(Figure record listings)
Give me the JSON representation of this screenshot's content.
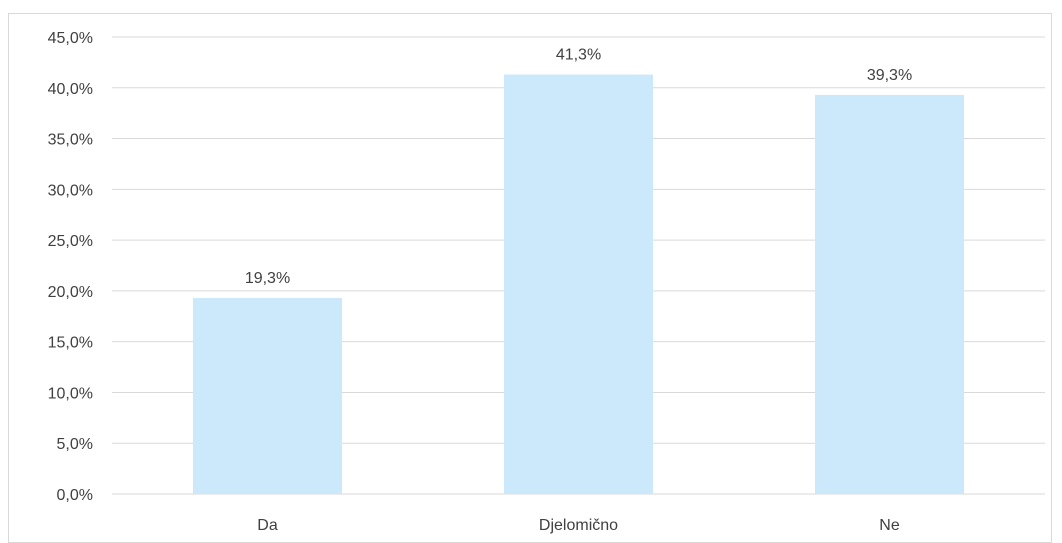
{
  "chart_data": {
    "type": "bar",
    "categories": [
      "Da",
      "Djelomično",
      "Ne"
    ],
    "values": [
      19.3,
      41.3,
      39.3
    ],
    "data_labels": [
      "19,3%",
      "41,3%",
      "39,3%"
    ],
    "ylim": [
      0,
      45
    ],
    "y_ticks": [
      0,
      5,
      10,
      15,
      20,
      25,
      30,
      35,
      40,
      45
    ],
    "y_tick_labels": [
      "0,0%",
      "5,0%",
      "10,0%",
      "15,0%",
      "20,0%",
      "25,0%",
      "30,0%",
      "35,0%",
      "40,0%",
      "45,0%"
    ],
    "title": "",
    "xlabel": "",
    "ylabel": "",
    "grid": true,
    "legend": "none",
    "colors": {
      "bar": "#cce8fb",
      "grid": "#d9d9d9",
      "text": "#404040",
      "border": "#d9d9d9"
    }
  }
}
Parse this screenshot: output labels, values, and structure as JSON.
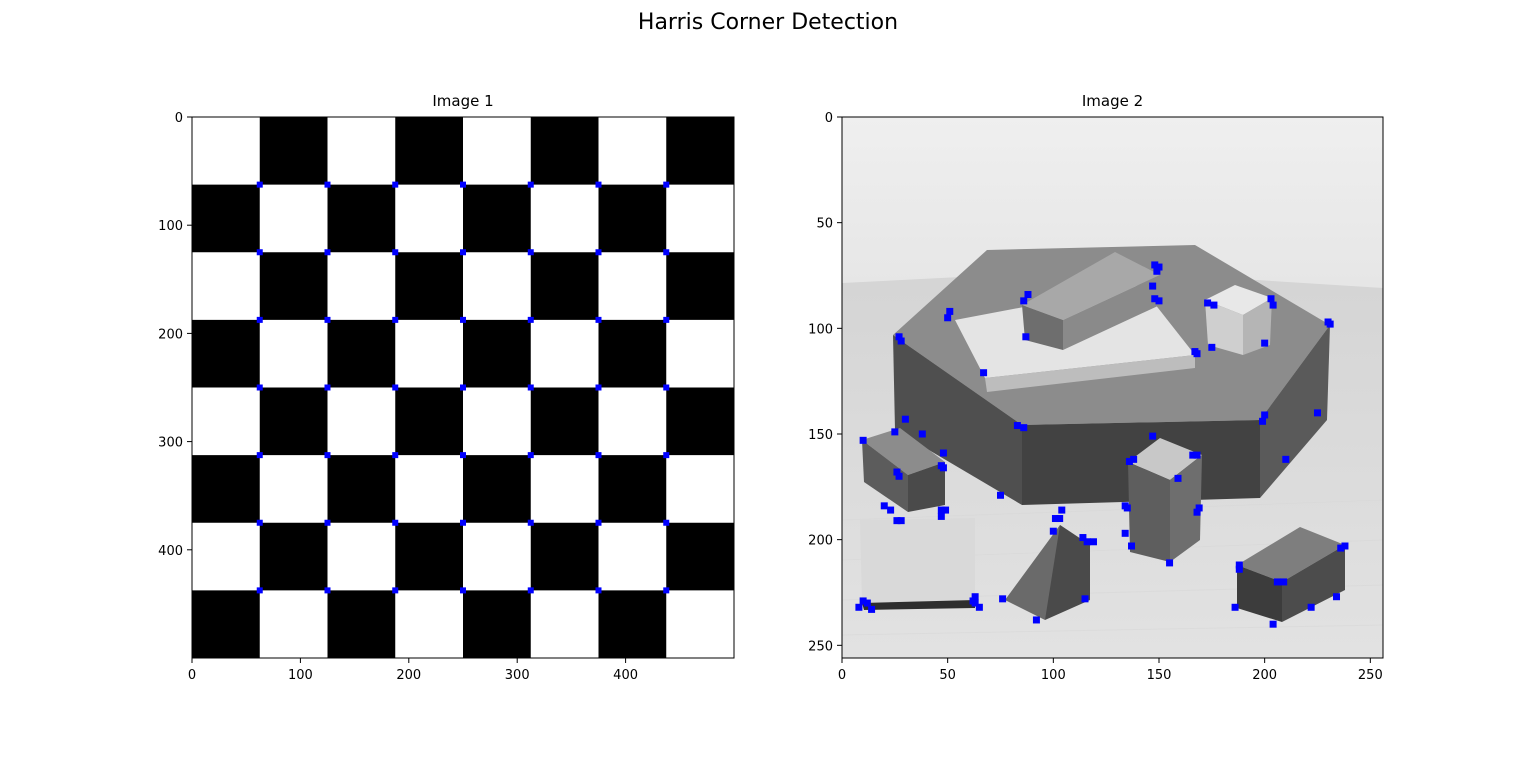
{
  "figure": {
    "title": "Harris Corner Detection"
  },
  "chart_data": [
    {
      "type": "image",
      "title": "Image 1",
      "content": "checkerboard",
      "rows": 8,
      "cols": 8,
      "xlim": [
        0,
        500
      ],
      "ylim": [
        500,
        0
      ],
      "xticks": [
        0,
        100,
        200,
        300,
        400
      ],
      "yticks": [
        0,
        100,
        200,
        300,
        400
      ],
      "square_size": 62.5,
      "corners": {
        "color": "#0000ff",
        "x": [
          62.5,
          125,
          187.5,
          250,
          312.5,
          375,
          437.5
        ],
        "y": [
          62.5,
          125,
          187.5,
          250,
          312.5,
          375,
          437.5
        ]
      }
    },
    {
      "type": "image",
      "title": "Image 2",
      "content": "grayscale photo of blocks",
      "xlim": [
        0,
        256
      ],
      "ylim": [
        256,
        0
      ],
      "xticks": [
        0,
        50,
        100,
        150,
        200,
        250
      ],
      "yticks": [
        0,
        50,
        100,
        150,
        200,
        250
      ],
      "corners": {
        "color": "#0000ff",
        "points": [
          [
            88,
            84
          ],
          [
            86,
            87
          ],
          [
            87,
            104
          ],
          [
            148,
            70
          ],
          [
            150,
            71
          ],
          [
            149,
            73
          ],
          [
            147,
            80
          ],
          [
            148,
            86
          ],
          [
            150,
            87
          ],
          [
            173,
            88
          ],
          [
            176,
            89
          ],
          [
            203,
            86
          ],
          [
            204,
            89
          ],
          [
            230,
            97
          ],
          [
            231,
            98
          ],
          [
            200,
            107
          ],
          [
            175,
            109
          ],
          [
            51,
            92
          ],
          [
            50,
            95
          ],
          [
            27,
            104
          ],
          [
            28,
            106
          ],
          [
            67,
            121
          ],
          [
            167,
            111
          ],
          [
            168,
            112
          ],
          [
            83,
            146
          ],
          [
            86,
            147
          ],
          [
            200,
            141
          ],
          [
            199,
            144
          ],
          [
            225,
            140
          ],
          [
            10,
            153
          ],
          [
            25,
            149
          ],
          [
            38,
            150
          ],
          [
            48,
            159
          ],
          [
            30,
            143
          ],
          [
            147,
            151
          ],
          [
            138,
            162
          ],
          [
            136,
            163
          ],
          [
            166,
            160
          ],
          [
            168,
            160
          ],
          [
            159,
            171
          ],
          [
            210,
            162
          ],
          [
            26,
            168
          ],
          [
            27,
            170
          ],
          [
            47,
            165
          ],
          [
            48,
            166
          ],
          [
            75,
            179
          ],
          [
            20,
            184
          ],
          [
            23,
            186
          ],
          [
            26,
            191
          ],
          [
            28,
            191
          ],
          [
            47,
            186
          ],
          [
            49,
            186
          ],
          [
            47,
            189
          ],
          [
            101,
            190
          ],
          [
            103,
            190
          ],
          [
            104,
            186
          ],
          [
            100,
            196
          ],
          [
            114,
            199
          ],
          [
            116,
            201
          ],
          [
            119,
            201
          ],
          [
            134,
            184
          ],
          [
            135,
            185
          ],
          [
            134,
            197
          ],
          [
            137,
            203
          ],
          [
            155,
            211
          ],
          [
            168,
            187
          ],
          [
            169,
            185
          ],
          [
            188,
            212
          ],
          [
            188,
            214
          ],
          [
            206,
            220
          ],
          [
            209,
            220
          ],
          [
            238,
            203
          ],
          [
            236,
            204
          ],
          [
            10,
            229
          ],
          [
            12,
            230
          ],
          [
            14,
            233
          ],
          [
            8,
            232
          ],
          [
            62,
            229
          ],
          [
            63,
            230
          ],
          [
            65,
            232
          ],
          [
            63,
            227
          ],
          [
            76,
            228
          ],
          [
            92,
            238
          ],
          [
            115,
            228
          ],
          [
            186,
            232
          ],
          [
            204,
            240
          ],
          [
            222,
            232
          ],
          [
            234,
            227
          ]
        ]
      }
    }
  ]
}
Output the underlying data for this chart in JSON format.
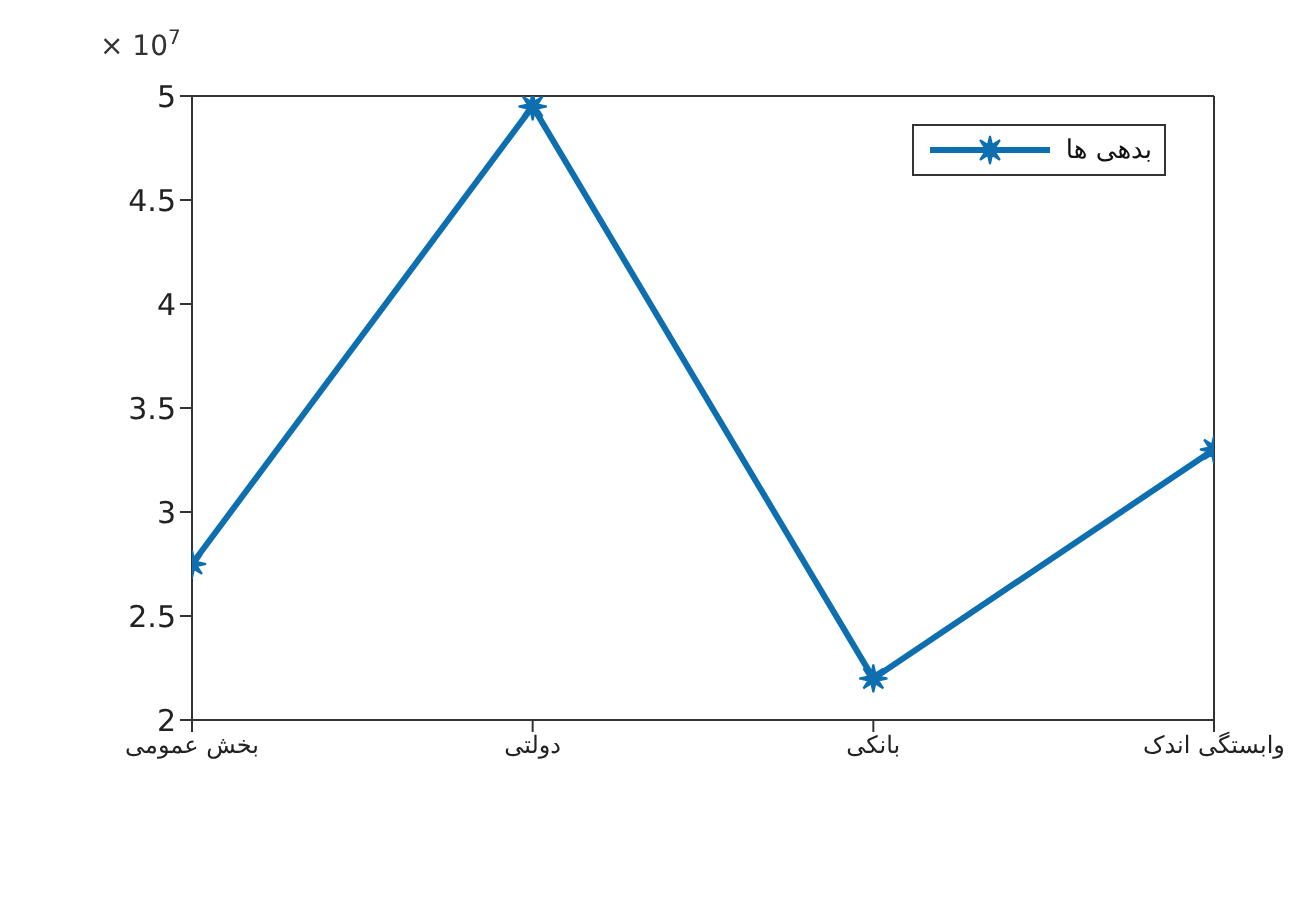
{
  "chart_data": {
    "type": "line",
    "categories": [
      "بخش عمومی",
      "دولتی",
      "بانکی",
      "وابستگی اندک"
    ],
    "series": [
      {
        "name": "بدهی ها",
        "color": "#0d6fb0",
        "values": [
          2.75,
          4.95,
          2.2,
          3.3
        ]
      }
    ],
    "ylim": [
      2,
      5
    ],
    "yticks": [
      2,
      2.5,
      3,
      3.5,
      4,
      4.5,
      5
    ],
    "annotations": [
      "× 10$^{7}$"
    ],
    "legend": "top right",
    "marker": "star",
    "line_style": "solid",
    "grid": false
  }
}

JOB – Can you repeat every record above exactly, apart from the pictures?

THE REPLY –
Give me the JSON representation of this screenshot's content.
{
  "chart_data": {
    "type": "bar",
    "categories": [
      "Da",
      "Djelomično",
      "Ne"
    ],
    "values": [
      19.3,
      41.3,
      39.3
    ],
    "data_labels": [
      "19,3%",
      "41,3%",
      "39,3%"
    ],
    "ylim": [
      0,
      45
    ],
    "y_ticks": [
      0,
      5,
      10,
      15,
      20,
      25,
      30,
      35,
      40,
      45
    ],
    "y_tick_labels": [
      "0,0%",
      "5,0%",
      "10,0%",
      "15,0%",
      "20,0%",
      "25,0%",
      "30,0%",
      "35,0%",
      "40,0%",
      "45,0%"
    ],
    "title": "",
    "xlabel": "",
    "ylabel": "",
    "grid": true,
    "legend": "none",
    "colors": {
      "bar": "#cce8fb",
      "grid": "#d9d9d9",
      "text": "#404040",
      "border": "#d9d9d9"
    }
  }
}
Parse this screenshot: output labels, values, and structure as JSON.
{
  "figure": {
    "title": "Harris Corner Detection"
  },
  "chart_data": [
    {
      "type": "image",
      "title": "Image 1",
      "content": "checkerboard",
      "rows": 8,
      "cols": 8,
      "xlim": [
        0,
        500
      ],
      "ylim": [
        500,
        0
      ],
      "xticks": [
        0,
        100,
        200,
        300,
        400
      ],
      "yticks": [
        0,
        100,
        200,
        300,
        400
      ],
      "square_size": 62.5,
      "corners": {
        "color": "#0000ff",
        "x": [
          62.5,
          125,
          187.5,
          250,
          312.5,
          375,
          437.5
        ],
        "y": [
          62.5,
          125,
          187.5,
          250,
          312.5,
          375,
          437.5
        ]
      }
    },
    {
      "type": "image",
      "title": "Image 2",
      "content": "grayscale photo of blocks",
      "xlim": [
        0,
        256
      ],
      "ylim": [
        256,
        0
      ],
      "xticks": [
        0,
        50,
        100,
        150,
        200,
        250
      ],
      "yticks": [
        0,
        50,
        100,
        150,
        200,
        250
      ],
      "corners": {
        "color": "#0000ff",
        "points": [
          [
            88,
            84
          ],
          [
            86,
            87
          ],
          [
            87,
            104
          ],
          [
            148,
            70
          ],
          [
            150,
            71
          ],
          [
            149,
            73
          ],
          [
            147,
            80
          ],
          [
            148,
            86
          ],
          [
            150,
            87
          ],
          [
            173,
            88
          ],
          [
            176,
            89
          ],
          [
            203,
            86
          ],
          [
            204,
            89
          ],
          [
            230,
            97
          ],
          [
            231,
            98
          ],
          [
            200,
            107
          ],
          [
            175,
            109
          ],
          [
            51,
            92
          ],
          [
            50,
            95
          ],
          [
            27,
            104
          ],
          [
            28,
            106
          ],
          [
            67,
            121
          ],
          [
            167,
            111
          ],
          [
            168,
            112
          ],
          [
            83,
            146
          ],
          [
            86,
            147
          ],
          [
            200,
            141
          ],
          [
            199,
            144
          ],
          [
            225,
            140
          ],
          [
            10,
            153
          ],
          [
            25,
            149
          ],
          [
            38,
            150
          ],
          [
            48,
            159
          ],
          [
            30,
            143
          ],
          [
            147,
            151
          ],
          [
            138,
            162
          ],
          [
            136,
            163
          ],
          [
            166,
            160
          ],
          [
            168,
            160
          ],
          [
            159,
            171
          ],
          [
            210,
            162
          ],
          [
            26,
            168
          ],
          [
            27,
            170
          ],
          [
            47,
            165
          ],
          [
            48,
            166
          ],
          [
            75,
            179
          ],
          [
            20,
            184
          ],
          [
            23,
            186
          ],
          [
            26,
            191
          ],
          [
            28,
            191
          ],
          [
            47,
            186
          ],
          [
            49,
            186
          ],
          [
            47,
            189
          ],
          [
            101,
            190
          ],
          [
            103,
            190
          ],
          [
            104,
            186
          ],
          [
            100,
            196
          ],
          [
            114,
            199
          ],
          [
            116,
            201
          ],
          [
            119,
            201
          ],
          [
            134,
            184
          ],
          [
            135,
            185
          ],
          [
            134,
            197
          ],
          [
            137,
            203
          ],
          [
            155,
            211
          ],
          [
            168,
            187
          ],
          [
            169,
            185
          ],
          [
            188,
            212
          ],
          [
            188,
            214
          ],
          [
            206,
            220
          ],
          [
            209,
            220
          ],
          [
            238,
            203
          ],
          [
            236,
            204
          ],
          [
            10,
            229
          ],
          [
            12,
            230
          ],
          [
            14,
            233
          ],
          [
            8,
            232
          ],
          [
            62,
            229
          ],
          [
            63,
            230
          ],
          [
            65,
            232
          ],
          [
            63,
            227
          ],
          [
            76,
            228
          ],
          [
            92,
            238
          ],
          [
            115,
            228
          ],
          [
            186,
            232
          ],
          [
            204,
            240
          ],
          [
            222,
            232
          ],
          [
            234,
            227
          ]
        ]
      }
    }
  ]
}
Output the underlying data for this chart in JSON format.
{
  "chart_data": {
    "type": "line",
    "categories": [
      "بخش عمومی",
      "دولتی",
      "بانکی",
      "وابستگی اندک"
    ],
    "series": [
      {
        "name": "بدهی ها",
        "color": "#0d6fb0",
        "values": [
          2.75,
          4.95,
          2.2,
          3.3
        ]
      }
    ],
    "ylim": [
      2,
      5
    ],
    "yticks": [
      2,
      2.5,
      3,
      3.5,
      4,
      4.5,
      5
    ],
    "annotations": [
      "× 10$^{7}$"
    ],
    "legend": "top right",
    "marker": "star",
    "line_style": "solid",
    "grid": false
  }
}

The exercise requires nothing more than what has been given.